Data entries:
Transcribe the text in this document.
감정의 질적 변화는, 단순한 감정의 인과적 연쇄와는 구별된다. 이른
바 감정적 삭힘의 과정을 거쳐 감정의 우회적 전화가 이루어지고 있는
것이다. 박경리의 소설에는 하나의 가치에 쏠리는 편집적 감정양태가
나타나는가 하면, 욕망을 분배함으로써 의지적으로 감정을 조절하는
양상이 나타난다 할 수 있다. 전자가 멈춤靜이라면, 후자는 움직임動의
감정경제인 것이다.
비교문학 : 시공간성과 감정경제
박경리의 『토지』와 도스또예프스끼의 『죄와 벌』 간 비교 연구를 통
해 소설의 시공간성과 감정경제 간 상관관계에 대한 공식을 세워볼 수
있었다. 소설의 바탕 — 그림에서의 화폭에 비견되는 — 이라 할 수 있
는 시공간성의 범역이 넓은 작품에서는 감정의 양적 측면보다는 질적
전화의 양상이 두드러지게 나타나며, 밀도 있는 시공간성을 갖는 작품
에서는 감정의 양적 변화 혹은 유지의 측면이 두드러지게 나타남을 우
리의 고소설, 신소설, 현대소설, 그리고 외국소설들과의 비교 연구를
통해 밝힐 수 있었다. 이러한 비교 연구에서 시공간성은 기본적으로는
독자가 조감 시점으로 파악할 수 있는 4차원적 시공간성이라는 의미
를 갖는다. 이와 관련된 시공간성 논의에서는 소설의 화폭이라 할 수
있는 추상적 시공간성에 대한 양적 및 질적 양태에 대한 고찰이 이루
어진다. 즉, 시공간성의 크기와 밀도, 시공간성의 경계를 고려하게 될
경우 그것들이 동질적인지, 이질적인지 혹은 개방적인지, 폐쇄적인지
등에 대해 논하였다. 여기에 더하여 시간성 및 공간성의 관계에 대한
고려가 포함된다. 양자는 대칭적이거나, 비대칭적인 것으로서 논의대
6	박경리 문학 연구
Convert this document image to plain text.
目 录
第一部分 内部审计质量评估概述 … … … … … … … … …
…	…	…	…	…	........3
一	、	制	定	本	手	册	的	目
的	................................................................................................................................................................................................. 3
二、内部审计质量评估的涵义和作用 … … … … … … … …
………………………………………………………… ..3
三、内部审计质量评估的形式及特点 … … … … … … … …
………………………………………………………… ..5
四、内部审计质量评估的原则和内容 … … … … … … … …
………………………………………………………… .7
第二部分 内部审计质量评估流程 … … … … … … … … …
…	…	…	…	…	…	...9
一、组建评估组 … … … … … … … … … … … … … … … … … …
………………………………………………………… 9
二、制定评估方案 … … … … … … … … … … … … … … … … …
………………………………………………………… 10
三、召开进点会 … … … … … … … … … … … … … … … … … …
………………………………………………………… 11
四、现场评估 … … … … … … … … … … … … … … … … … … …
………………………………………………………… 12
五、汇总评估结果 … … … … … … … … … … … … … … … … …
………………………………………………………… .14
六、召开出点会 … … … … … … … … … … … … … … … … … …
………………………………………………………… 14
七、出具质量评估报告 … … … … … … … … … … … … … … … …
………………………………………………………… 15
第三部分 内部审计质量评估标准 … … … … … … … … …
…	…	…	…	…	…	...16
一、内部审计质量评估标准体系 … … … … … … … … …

What is required:
Set down the listing above in full, please, exactly as it appears.

Solution for this task:
Transcribe the text in this document.
감정의 질적 변화는, 단순한 감정의 인과적 연쇄와는 구별된다. 이른
바 감정적 삭힘의 과정을 거쳐 감정의 우회적 전화가 이루어지고 있는
것이다. 박경리의 소설에는 하나의 가치에 쏠리는 편집적 감정양태가
나타나는가 하면, 욕망을 분배함으로써 의지적으로 감정을 조절하는
양상이 나타난다 할 수 있다. 전자가 멈춤靜이라면, 후자는 움직임動의
감정경제인 것이다.
비교문학 : 시공간성과 감정경제
박경리의 『토지』와 도스또예프스끼의 『죄와 벌』 간 비교 연구를 통
해 소설의 시공간성과 감정경제 간 상관관계에 대한 공식을 세워볼 수
있었다. 소설의 바탕 — 그림에서의 화폭에 비견되는 — 이라 할 수 있
는 시공간성의 범역이 넓은 작품에서는 감정의 양적 측면보다는 질적
전화의 양상이 두드러지게 나타나며, 밀도 있는 시공간성을 갖는 작품
에서는 감정의 양적 변화 혹은 유지의 측면이 두드러지게 나타남을 우
리의 고소설, 신소설, 현대소설, 그리고 외국소설들과의 비교 연구를
통해 밝힐 수 있었다. 이러한 비교 연구에서 시공간성은 기본적으로는
독자가 조감 시점으로 파악할 수 있는 4차원적 시공간성이라는 의미
를 갖는다. 이와 관련된 시공간성 논의에서는 소설의 화폭이라 할 수
있는 추상적 시공간성에 대한 양적 및 질적 양태에 대한 고찰이 이루
어진다. 즉, 시공간성의 크기와 밀도, 시공간성의 경계를 고려하게 될
경우 그것들이 동질적인지, 이질적인지 혹은 개방적인지, 폐쇄적인지
등에 대해 논하였다. 여기에 더하여 시간성 및 공간성의 관계에 대한
고려가 포함된다. 양자는 대칭적이거나, 비대칭적인 것으로서 논의대
6	박경리 문학 연구
Convert this document image to plain text.
目 录
第一部分 内部审计质量评估概述 … … … … … … … … …
…	…	…	…	…	........3
一	、	制	定	本	手	册	的	目
的	................................................................................................................................................................................................. 3
二、内部审计质量评估的涵义和作用 … … … … … … … …
………………………………………………………… ..3
三、内部审计质量评估的形式及特点 … … … … … … … …
………………………………………………………… ..5
四、内部审计质量评估的原则和内容 … … … … … … … …
………………………………………………………… .7
第二部分 内部审计质量评估流程 … … … … … … … … …
…	…	…	…	…	…	...9
一、组建评估组 … … … … … … … … … … … … … … … … … …
………………………………………………………… 9
二、制定评估方案 … … … … … … … … … … … … … … … … …
………………………………………………………… 10
三、召开进点会 … … … … … … … … … … … … … … … … … …
………………………………………………………… 11
四、现场评估 … … … … … … … … … … … … … … … … … … …
………………………………………………………… 12
五、汇总评估结果 … … … … … … … … … … … … … … … … …
………………………………………………………… .14
六、召开出点会 … … … … … … … … … … … … … … … … … …
………………………………………………………… 14
七、出具质量评估报告 … … … … … … … … … … … … … … … …
………………………………………………………… 15
第三部分 内部审计质量评估标准 … … … … … … … … …
…	…	…	…	…	…	...16
一、内部审计质量评估标准体系 … … … … … … … … …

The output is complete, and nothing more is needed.